### Exercise requirements
In your copy, include every line of the listing below exactly but none of the pictures.

### Given entries
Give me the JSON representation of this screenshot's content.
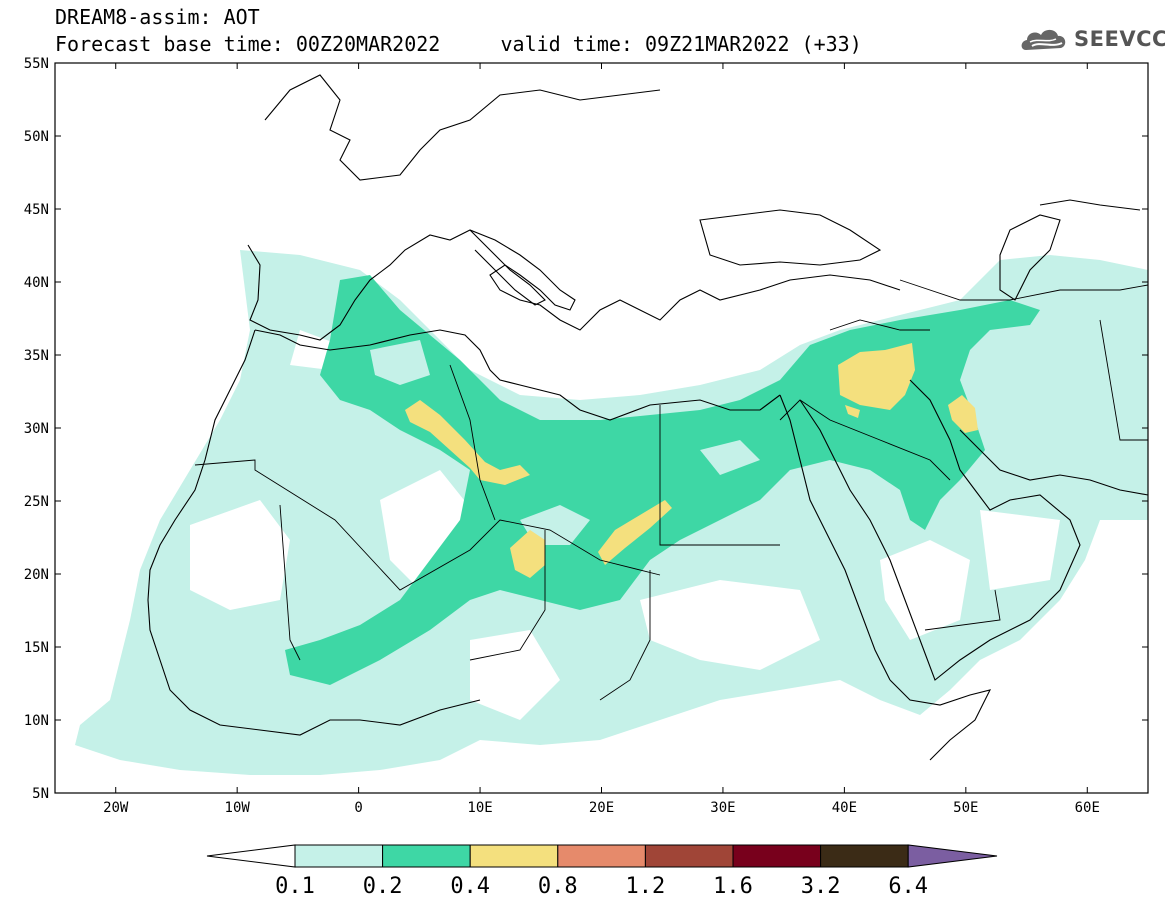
{
  "header": {
    "title_line1": "DREAM8-assim: AOT",
    "title_line2": "Forecast base time: 00Z20MAR2022     valid time: 09Z21MAR2022 (+33)"
  },
  "logo": {
    "text": "SEEVCCC",
    "icon": "cloud-icon"
  },
  "map": {
    "lat_labels": [
      "55N",
      "50N",
      "45N",
      "40N",
      "35N",
      "30N",
      "25N",
      "20N",
      "15N",
      "10N",
      "5N"
    ],
    "lat_values": [
      55,
      50,
      45,
      40,
      35,
      30,
      25,
      20,
      15,
      10,
      5
    ],
    "lon_labels": [
      "20W",
      "10W",
      "0",
      "10E",
      "20E",
      "30E",
      "40E",
      "50E",
      "60E"
    ],
    "lon_values": [
      -20,
      -10,
      0,
      10,
      20,
      30,
      40,
      50,
      60
    ],
    "lon_range": [
      -25,
      65
    ],
    "lat_range": [
      5,
      55
    ],
    "field": "AOT",
    "colors": {
      "low": "#c5f1e8",
      "mid": "#3ed7a5",
      "high": "#f4e07e"
    }
  },
  "colorbar": {
    "labels": [
      "0.1",
      "0.2",
      "0.4",
      "0.8",
      "1.2",
      "1.6",
      "3.2",
      "6.4"
    ],
    "colors": [
      "#ffffff",
      "#c5f1e8",
      "#3ed7a5",
      "#f4e07e",
      "#e68a6b",
      "#a04537",
      "#78001c",
      "#3b2b16",
      "#7b5ea1"
    ]
  }
}
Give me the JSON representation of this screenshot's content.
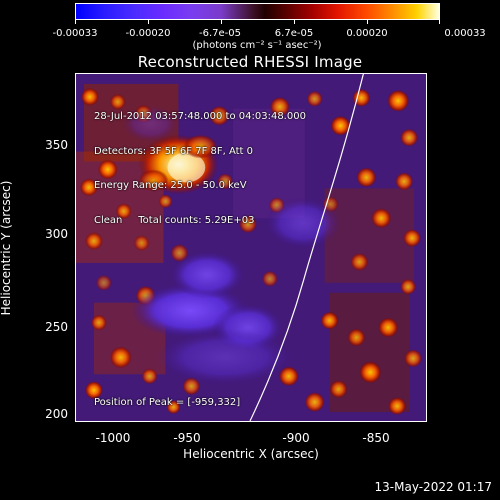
{
  "colorbar": {
    "labels": [
      "-0.00033",
      "-0.00020",
      "-6.7e-05",
      "6.7e-05",
      "0.00020",
      "0.00033"
    ],
    "unit": "(photons cm⁻² s⁻¹ asec⁻²)"
  },
  "title": "Reconstructed RHESSI Image",
  "info": {
    "lines": [
      "28-Jul-2012 03:57:48.000 to 04:03:48.000",
      "Detectors: 3F 5F 6F 7F 8F, Att 0",
      "Energy Range: 25.0 - 50.0 keV",
      "Clean     Total counts: 5.29E+03"
    ]
  },
  "peak": "Position of Peak = [-959,332]",
  "axes": {
    "xlabel": "Heliocentric X (arcsec)",
    "ylabel": "Heliocentric Y (arcsec)",
    "x_ticks": [
      "-1000",
      "-950",
      "-900",
      "-850"
    ],
    "y_ticks": [
      "350",
      "300",
      "250",
      "200"
    ]
  },
  "timestamp": "13-May-2022 01:17",
  "colors": {
    "background": "#000000",
    "text": "#ffffff",
    "limb": "#ffffff"
  }
}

### Task solution
Give me the JSON representation of this screenshot's content.
{
  "header": {
    "title_line1": "DREAM8-assim: AOT",
    "title_line2": "Forecast base time: 00Z20MAR2022     valid time: 09Z21MAR2022 (+33)"
  },
  "logo": {
    "text": "SEEVCCC",
    "icon": "cloud-icon"
  },
  "map": {
    "lat_labels": [
      "55N",
      "50N",
      "45N",
      "40N",
      "35N",
      "30N",
      "25N",
      "20N",
      "15N",
      "10N",
      "5N"
    ],
    "lat_values": [
      55,
      50,
      45,
      40,
      35,
      30,
      25,
      20,
      15,
      10,
      5
    ],
    "lon_labels": [
      "20W",
      "10W",
      "0",
      "10E",
      "20E",
      "30E",
      "40E",
      "50E",
      "60E"
    ],
    "lon_values": [
      -20,
      -10,
      0,
      10,
      20,
      30,
      40,
      50,
      60
    ],
    "lon_range": [
      -25,
      65
    ],
    "lat_range": [
      5,
      55
    ],
    "field": "AOT",
    "colors": {
      "low": "#c5f1e8",
      "mid": "#3ed7a5",
      "high": "#f4e07e"
    }
  },
  "colorbar": {
    "labels": [
      "0.1",
      "0.2",
      "0.4",
      "0.8",
      "1.2",
      "1.6",
      "3.2",
      "6.4"
    ],
    "colors": [
      "#ffffff",
      "#c5f1e8",
      "#3ed7a5",
      "#f4e07e",
      "#e68a6b",
      "#a04537",
      "#78001c",
      "#3b2b16",
      "#7b5ea1"
    ]
  }
}
Give me the JSON representation of this screenshot's content.
{
  "colorbar": {
    "labels": [
      "-0.00033",
      "-0.00020",
      "-6.7e-05",
      "6.7e-05",
      "0.00020",
      "0.00033"
    ],
    "unit": "(photons cm⁻² s⁻¹ asec⁻²)"
  },
  "title": "Reconstructed RHESSI Image",
  "info": {
    "lines": [
      "28-Jul-2012 03:57:48.000 to 04:03:48.000",
      "Detectors: 3F 5F 6F 7F 8F, Att 0",
      "Energy Range: 25.0 - 50.0 keV",
      "Clean     Total counts: 5.29E+03"
    ]
  },
  "peak": "Position of Peak = [-959,332]",
  "axes": {
    "xlabel": "Heliocentric X (arcsec)",
    "ylabel": "Heliocentric Y (arcsec)",
    "x_ticks": [
      "-1000",
      "-950",
      "-900",
      "-850"
    ],
    "y_ticks": [
      "350",
      "300",
      "250",
      "200"
    ]
  },
  "timestamp": "13-May-2022 01:17",
  "colors": {
    "background": "#000000",
    "text": "#ffffff",
    "limb": "#ffffff"
  }
}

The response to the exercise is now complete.